## ÜBUNGSAUFGABE 1
Gib bitte aus den Datensätzen die Zeilen wortgetreu wieder, und zwar beginnend mit der Zeile mit „code-line[interactable]: 20 color: '#8da2e4'“ und weiter bis einschließlich der Zeile mit „editor-vertical-scrollbar[interactable] (408, 0, 423, 772)“.

## ZITIERTER TEXT
%%

»Ich habe Angst vor dem Meer. Große Angst«

Kobane Libre: Fabian Köhler über das Leben eines syrischen Flüchtlings und seine lebensgefährlichen Pläne. Teil 5 der Serie

  • Lesedauer: 5 Min.
Der syrische Flüchtling Mihemmed erzählte Fabian Köhler seine Geschichte.
Der syrische Flüchtling Mihemmed erzählte Fabian Köhler seine Geschichte.

Wenn alles nach Plan verläuft, werden Mihemed und ich am selben Tag die Türkei verlassen. Mein Plan beinhaltet, mich in Istanbul in ein Flugzeug zu setzen und es in Berlin wieder zu verlassen. Seiner besteht daraus, sich in Istanbul mit einem Fluchthelfer zu treffen. Nachts wird er versuchen, sich an türkischen Soldaten vorbeizuschmuggeln. Wahrscheinlich nicht nur einmal. Er wird in ein altes Boot steigen, das nicht dafür gemacht ist, übers Mittelmeer zu fahren. Die Fahrt durch Osteuropa, wird er, wenn alles gut geht, im Laderaum eines LKW verbringen. Mein Plan kostet etwas über 200 Euro. Seiner etwas unter 5000. Ich werde nach zweieinhalb Stunden ankommen, Mihemed vielleicht nie.

Kobane Libre

Es war einmal ein unbedeutendes Kaff im Norden von Syriens und es wurde zur Vision eines demokratischen Nahen Ostens. nd-Autor Fabian Köhler sucht in dieser Serie nach Kobane. Zwischen Tonnen von Trümmern und unter Tonnen von Klischees.

Teil 1: Hinterm Bordstein geht die Sonne auf

Teil 2: Spielzeug erinnert an »den Tag«

Teil 3: Warmland

Teil 4: Brennt da Kobane?

Teil 5: »Ich habe Angst vor dem Meer. Große Angst«

Teil 6: Lost in Prokrastination

Teil 7:  Mitten in der Linsensuppe

Die Straßen von Suruc sind voll mit Schicksalen wie jenen von Mihemed. Als ich ihn gestern zufällig auf der Straße traf und wir begannen, über unsere Leben zu sprechen, hatte ich nicht vor, das zu Papier zu bringen. Nicht aus Zurückhaltung oder Pietät. Der Gedanke, der mir in den Kopf kam, war eher etwas zwischen »Kennst du schon«, »Nicht krass genug« und »Ach lass mal einfach Wasserpfeife rauchen«. Mihemed fragte mich schließlich, ob ich nicht aufschreiben könne, was er zu sagen habe. Das ist seine Geschichte:

Es gibt viele Gründe, warum ich hier weg will: In Syrien kann ich mich kaum bewegen. Ich kann mein Studium nicht zu Ende bringen. Die Armee würde mich sofort einziehen, wenn ich nach Aleppo, Homs oder Damaskus reise. Studiert habe ich in Latakia, eine der letzten Hochburgen von Assad, dorthin kann ich nicht mehr zurück. Und vielleicht würde Daesh (im Arabischen gebräuchlich für den Islamischen Staat) mich töten. Und in der Türkei? Ich spreche die Sprache hier nicht und es gibt keine Kurse. Aber vor allem kann ich meine Familie hier nicht ernähren. Wenn nur einer Arbeit hat, geht das nicht. In Europa geht das.

%%

## ÜBUNGSAUFGABE 2
Knüpfe an den Bericht über Mihemeds Fluchtpläne an und schreibe ihn nach dem letzten Satz weiter.

## AUFGABENMATERIAL

%%

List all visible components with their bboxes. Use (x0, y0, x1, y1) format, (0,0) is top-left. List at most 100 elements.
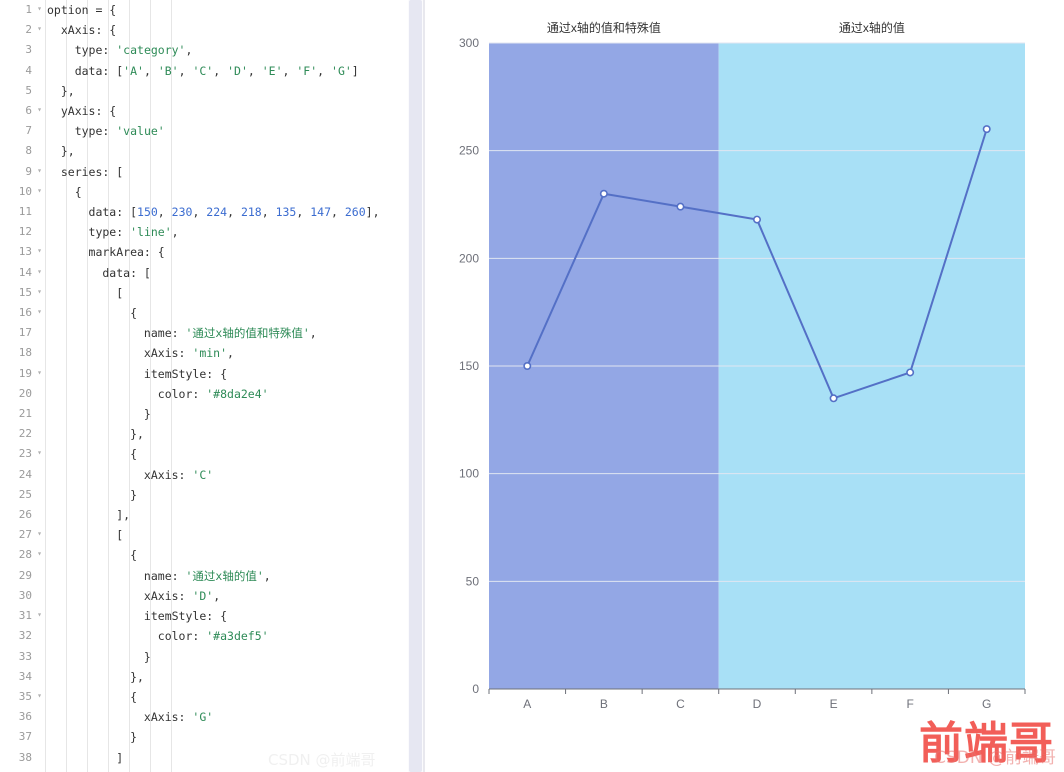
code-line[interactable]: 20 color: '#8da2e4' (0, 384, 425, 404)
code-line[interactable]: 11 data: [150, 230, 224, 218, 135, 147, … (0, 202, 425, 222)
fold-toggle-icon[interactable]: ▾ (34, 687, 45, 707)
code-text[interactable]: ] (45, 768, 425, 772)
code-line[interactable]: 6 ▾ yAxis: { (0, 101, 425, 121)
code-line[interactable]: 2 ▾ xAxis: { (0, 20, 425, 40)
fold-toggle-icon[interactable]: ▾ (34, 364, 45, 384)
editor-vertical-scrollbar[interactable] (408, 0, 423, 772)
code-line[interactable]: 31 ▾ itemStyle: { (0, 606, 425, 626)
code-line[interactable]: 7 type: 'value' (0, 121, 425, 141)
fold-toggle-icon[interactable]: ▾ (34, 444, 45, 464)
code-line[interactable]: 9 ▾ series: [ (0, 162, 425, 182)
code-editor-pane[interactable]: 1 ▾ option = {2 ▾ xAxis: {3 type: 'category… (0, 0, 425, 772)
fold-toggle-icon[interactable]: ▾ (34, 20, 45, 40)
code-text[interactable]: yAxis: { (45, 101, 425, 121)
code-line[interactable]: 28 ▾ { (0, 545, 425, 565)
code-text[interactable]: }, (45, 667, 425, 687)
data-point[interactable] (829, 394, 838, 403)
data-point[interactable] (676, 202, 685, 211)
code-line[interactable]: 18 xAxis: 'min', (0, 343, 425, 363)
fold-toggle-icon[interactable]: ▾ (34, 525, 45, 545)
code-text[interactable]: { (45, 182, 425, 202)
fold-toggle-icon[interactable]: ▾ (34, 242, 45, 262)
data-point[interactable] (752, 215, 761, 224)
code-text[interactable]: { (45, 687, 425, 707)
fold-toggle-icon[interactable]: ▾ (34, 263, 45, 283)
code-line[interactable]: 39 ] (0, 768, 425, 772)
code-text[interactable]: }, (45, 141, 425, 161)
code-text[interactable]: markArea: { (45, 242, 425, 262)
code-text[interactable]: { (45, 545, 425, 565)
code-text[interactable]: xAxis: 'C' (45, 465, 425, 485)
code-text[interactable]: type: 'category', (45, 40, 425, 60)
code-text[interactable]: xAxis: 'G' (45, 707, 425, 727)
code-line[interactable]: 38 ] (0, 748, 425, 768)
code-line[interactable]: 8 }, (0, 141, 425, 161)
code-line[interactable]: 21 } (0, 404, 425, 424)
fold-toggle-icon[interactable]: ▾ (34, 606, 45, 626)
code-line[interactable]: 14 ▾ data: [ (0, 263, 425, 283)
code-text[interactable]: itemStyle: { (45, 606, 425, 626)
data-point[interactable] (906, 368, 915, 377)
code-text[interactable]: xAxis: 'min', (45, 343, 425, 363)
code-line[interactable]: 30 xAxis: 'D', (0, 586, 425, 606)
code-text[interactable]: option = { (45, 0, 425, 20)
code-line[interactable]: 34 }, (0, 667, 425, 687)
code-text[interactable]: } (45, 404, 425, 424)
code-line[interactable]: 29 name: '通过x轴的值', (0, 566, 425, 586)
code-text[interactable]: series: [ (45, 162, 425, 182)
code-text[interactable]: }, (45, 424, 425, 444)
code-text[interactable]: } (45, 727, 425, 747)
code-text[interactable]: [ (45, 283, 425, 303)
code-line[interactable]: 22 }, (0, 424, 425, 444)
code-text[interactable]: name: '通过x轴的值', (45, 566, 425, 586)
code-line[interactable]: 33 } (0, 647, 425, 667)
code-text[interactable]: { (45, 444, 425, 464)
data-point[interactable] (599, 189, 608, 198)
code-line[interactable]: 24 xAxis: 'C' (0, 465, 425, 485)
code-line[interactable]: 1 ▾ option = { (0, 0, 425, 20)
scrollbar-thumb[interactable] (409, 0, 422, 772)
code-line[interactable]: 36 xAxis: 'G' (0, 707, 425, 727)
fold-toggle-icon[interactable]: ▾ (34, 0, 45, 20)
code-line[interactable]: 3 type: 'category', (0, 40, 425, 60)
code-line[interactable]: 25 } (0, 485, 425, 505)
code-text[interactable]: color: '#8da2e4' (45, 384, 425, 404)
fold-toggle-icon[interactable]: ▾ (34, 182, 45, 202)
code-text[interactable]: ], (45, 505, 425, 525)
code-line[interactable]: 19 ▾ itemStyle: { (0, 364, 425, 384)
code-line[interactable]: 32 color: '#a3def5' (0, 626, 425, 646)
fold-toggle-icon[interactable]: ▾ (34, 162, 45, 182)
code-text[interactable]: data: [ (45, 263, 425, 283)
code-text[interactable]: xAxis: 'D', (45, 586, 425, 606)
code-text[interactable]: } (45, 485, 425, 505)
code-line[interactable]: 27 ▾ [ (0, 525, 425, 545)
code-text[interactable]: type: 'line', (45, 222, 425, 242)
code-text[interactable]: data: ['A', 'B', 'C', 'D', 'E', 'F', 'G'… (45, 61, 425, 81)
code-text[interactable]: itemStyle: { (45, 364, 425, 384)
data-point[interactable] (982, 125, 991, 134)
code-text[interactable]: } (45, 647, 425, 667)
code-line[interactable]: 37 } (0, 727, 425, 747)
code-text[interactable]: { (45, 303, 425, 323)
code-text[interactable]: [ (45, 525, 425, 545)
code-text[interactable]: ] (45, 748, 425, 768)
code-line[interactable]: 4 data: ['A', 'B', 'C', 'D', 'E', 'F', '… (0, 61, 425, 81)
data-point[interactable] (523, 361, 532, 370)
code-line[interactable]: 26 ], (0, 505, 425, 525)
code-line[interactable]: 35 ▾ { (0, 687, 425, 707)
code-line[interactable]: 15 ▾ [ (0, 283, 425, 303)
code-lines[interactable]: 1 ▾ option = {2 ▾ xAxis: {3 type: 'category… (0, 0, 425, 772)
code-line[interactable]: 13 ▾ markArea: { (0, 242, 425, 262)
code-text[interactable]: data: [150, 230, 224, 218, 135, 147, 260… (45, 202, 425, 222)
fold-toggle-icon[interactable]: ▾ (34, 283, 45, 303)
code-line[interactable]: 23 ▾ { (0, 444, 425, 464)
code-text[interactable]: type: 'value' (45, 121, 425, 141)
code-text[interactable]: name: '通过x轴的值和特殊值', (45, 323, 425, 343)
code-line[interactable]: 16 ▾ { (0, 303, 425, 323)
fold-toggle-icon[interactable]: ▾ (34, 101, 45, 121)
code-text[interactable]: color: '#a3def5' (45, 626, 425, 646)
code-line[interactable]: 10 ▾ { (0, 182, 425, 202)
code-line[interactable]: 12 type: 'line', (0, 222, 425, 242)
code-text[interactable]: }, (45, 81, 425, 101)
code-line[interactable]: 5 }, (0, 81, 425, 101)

%%

## ANTWORT 1
code-line[interactable]: 20 color: '#8da2e4' (0, 384, 425, 404)
code-line[interactable]: 11 data: [150, 230, 224, 218, 135, 147, … (0, 202, 425, 222)
fold-toggle-icon[interactable]: ▾ (34, 687, 45, 707)
code-text[interactable]: ] (45, 768, 425, 772)
code-line[interactable]: 6 ▾ yAxis: { (0, 101, 425, 121)
code-line[interactable]: 2 ▾ xAxis: { (0, 20, 425, 40)
fold-toggle-icon[interactable]: ▾ (34, 364, 45, 384)
editor-vertical-scrollbar[interactable] (408, 0, 423, 772)

## ANTWORT 2
Ja. Ich habe Angst vor der Reise nach Europa. Ich habe Angst vor dem Meer. Große Angst. Zwei meiner Freunde sind im Meer ertrunken. Ich habe Angst vor der Polizei in Ungarn, dass sie dort meine Fingerabdrücke nehmen. Ich habe Angst, von Kriminellen ausgeraubt zu werden. Weiß du, es ist ein langer Weg. Da kann so viel passieren. Vor zwei Monaten wurde ein Freund von mir bei seiner Flucht nach Serbien überfahren. Ich will morgen noch heiraten, ich habe gehört, dass man es einfacher bei den Behörden hat, wenn man verheiratet ist.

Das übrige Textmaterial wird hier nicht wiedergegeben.